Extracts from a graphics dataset
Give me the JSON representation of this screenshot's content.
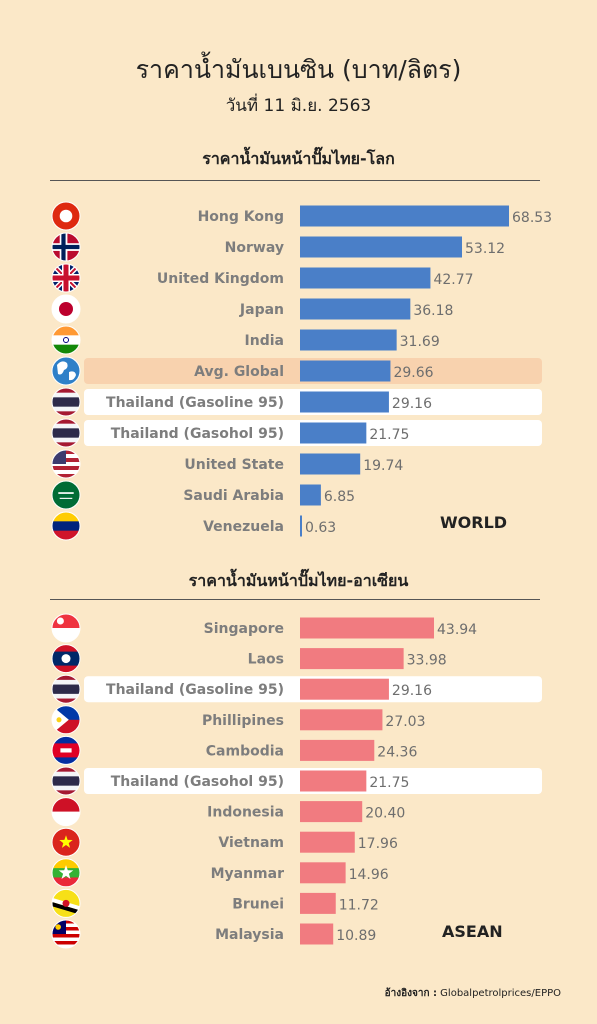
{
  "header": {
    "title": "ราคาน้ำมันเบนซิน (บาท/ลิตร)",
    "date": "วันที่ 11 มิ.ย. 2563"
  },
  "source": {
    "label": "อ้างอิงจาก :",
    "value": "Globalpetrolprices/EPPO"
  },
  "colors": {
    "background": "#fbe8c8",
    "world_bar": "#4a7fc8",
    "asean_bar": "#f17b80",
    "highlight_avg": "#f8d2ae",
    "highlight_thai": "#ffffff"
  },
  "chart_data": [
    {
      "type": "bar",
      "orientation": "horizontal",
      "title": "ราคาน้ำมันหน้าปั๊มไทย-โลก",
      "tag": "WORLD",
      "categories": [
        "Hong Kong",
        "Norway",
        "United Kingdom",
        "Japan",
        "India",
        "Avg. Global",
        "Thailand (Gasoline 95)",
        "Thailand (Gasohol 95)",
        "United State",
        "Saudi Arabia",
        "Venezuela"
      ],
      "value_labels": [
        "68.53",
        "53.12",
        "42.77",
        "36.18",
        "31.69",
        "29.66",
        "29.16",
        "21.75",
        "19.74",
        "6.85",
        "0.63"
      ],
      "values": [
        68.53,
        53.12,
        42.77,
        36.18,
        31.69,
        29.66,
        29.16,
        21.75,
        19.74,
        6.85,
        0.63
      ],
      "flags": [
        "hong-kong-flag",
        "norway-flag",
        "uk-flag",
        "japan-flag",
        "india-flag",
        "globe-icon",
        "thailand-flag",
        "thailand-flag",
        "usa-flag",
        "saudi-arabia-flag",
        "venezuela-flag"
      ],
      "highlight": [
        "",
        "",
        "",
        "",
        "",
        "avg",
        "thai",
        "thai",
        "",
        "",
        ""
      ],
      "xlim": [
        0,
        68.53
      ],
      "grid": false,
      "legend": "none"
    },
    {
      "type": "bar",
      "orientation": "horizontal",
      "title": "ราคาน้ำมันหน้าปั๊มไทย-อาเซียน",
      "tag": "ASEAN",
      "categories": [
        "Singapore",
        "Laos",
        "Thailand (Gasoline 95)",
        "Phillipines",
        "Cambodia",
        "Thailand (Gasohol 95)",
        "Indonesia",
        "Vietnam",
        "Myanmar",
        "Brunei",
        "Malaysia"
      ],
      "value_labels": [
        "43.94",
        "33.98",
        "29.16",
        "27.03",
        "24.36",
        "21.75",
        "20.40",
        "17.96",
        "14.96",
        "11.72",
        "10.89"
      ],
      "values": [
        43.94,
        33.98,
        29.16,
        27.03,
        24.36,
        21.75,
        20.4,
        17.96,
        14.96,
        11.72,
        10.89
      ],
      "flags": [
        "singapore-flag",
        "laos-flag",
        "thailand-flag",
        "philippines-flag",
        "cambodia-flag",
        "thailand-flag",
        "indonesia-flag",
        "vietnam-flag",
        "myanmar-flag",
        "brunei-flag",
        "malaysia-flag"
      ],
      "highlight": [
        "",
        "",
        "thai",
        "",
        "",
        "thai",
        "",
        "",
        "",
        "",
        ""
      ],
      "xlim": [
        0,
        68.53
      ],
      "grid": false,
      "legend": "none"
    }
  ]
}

...

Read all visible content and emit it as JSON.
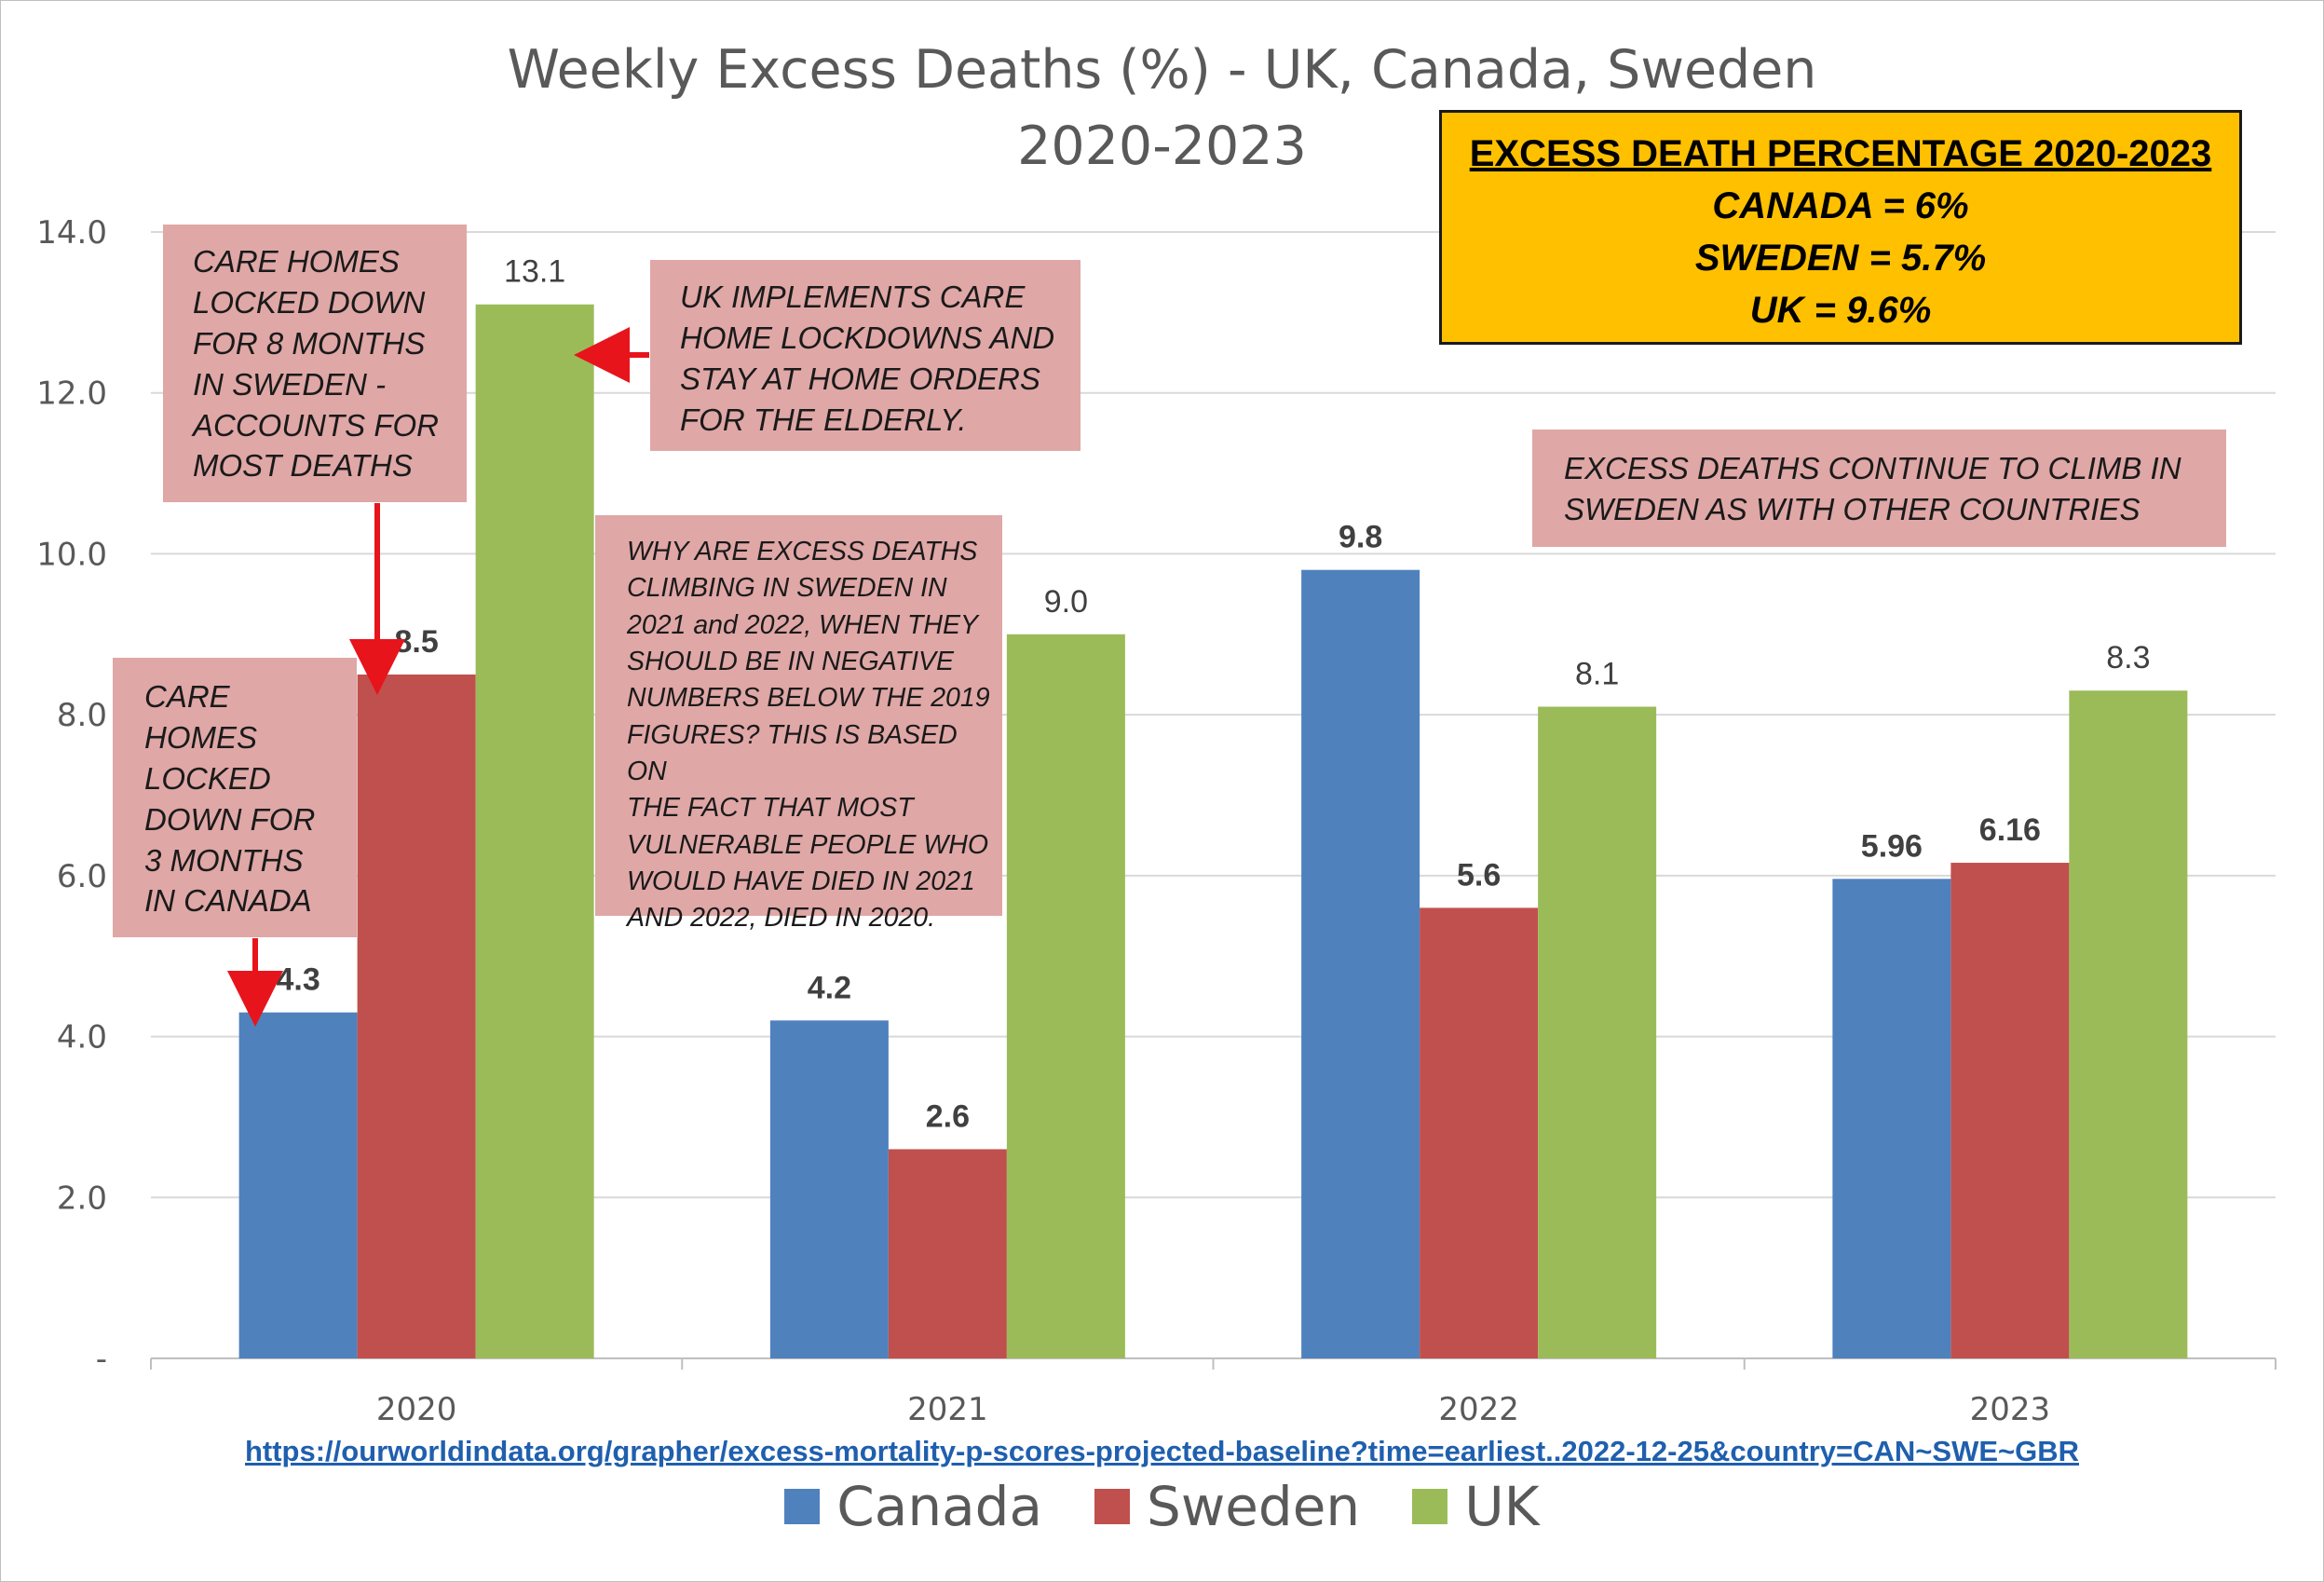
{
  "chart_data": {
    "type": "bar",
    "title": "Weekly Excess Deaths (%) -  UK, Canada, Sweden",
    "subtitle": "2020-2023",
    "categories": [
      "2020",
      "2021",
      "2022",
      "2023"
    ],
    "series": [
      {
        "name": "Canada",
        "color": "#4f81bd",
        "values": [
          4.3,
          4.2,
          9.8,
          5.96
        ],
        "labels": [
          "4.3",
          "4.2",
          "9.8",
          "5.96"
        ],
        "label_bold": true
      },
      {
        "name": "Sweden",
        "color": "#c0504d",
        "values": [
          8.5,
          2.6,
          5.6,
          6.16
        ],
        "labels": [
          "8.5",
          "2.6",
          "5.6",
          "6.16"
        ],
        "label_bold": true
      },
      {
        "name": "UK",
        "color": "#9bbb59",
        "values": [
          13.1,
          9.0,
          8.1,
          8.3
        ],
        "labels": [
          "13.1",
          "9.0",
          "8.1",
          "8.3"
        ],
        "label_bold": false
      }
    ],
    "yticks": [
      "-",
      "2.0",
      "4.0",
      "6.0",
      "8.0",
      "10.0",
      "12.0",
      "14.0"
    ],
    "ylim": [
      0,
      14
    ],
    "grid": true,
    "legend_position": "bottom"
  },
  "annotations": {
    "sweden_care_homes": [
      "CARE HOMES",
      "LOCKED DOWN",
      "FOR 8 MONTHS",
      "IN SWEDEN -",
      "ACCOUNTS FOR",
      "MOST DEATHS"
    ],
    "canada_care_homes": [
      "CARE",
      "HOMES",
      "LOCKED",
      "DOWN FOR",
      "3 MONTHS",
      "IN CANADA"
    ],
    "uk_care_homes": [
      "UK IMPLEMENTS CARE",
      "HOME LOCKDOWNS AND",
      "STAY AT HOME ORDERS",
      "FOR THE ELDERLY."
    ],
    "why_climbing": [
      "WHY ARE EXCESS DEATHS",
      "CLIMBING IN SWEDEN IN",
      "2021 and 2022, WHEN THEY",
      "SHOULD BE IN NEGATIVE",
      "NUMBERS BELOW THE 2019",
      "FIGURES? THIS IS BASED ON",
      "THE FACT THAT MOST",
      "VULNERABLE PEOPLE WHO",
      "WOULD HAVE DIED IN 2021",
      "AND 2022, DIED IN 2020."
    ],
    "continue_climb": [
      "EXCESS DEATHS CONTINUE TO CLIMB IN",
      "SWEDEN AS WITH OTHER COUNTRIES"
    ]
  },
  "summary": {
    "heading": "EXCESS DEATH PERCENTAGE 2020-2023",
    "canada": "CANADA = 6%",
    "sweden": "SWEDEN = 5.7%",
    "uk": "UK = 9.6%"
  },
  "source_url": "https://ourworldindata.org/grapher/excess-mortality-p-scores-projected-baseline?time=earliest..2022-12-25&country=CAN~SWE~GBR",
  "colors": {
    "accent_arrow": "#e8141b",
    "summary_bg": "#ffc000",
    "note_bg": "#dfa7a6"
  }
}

--

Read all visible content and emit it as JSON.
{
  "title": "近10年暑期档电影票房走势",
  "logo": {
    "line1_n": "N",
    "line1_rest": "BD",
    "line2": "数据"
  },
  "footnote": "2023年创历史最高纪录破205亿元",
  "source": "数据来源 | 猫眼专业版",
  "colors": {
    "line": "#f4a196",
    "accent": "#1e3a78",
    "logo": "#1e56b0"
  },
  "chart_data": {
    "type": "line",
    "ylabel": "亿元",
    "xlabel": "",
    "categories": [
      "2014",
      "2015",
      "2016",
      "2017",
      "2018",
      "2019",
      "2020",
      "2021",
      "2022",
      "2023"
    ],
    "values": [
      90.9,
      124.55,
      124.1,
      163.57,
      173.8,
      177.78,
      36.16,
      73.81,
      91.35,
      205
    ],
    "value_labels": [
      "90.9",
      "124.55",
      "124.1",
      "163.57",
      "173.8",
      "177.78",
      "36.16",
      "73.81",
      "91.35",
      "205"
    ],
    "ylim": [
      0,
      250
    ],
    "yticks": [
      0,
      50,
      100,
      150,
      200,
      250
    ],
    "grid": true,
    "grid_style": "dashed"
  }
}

Given request
Every line that holds the word "DIED" should be extracted.

Final result
      "WOULD HAVE DIED IN 2021",
      "AND 2022, DIED IN 2020."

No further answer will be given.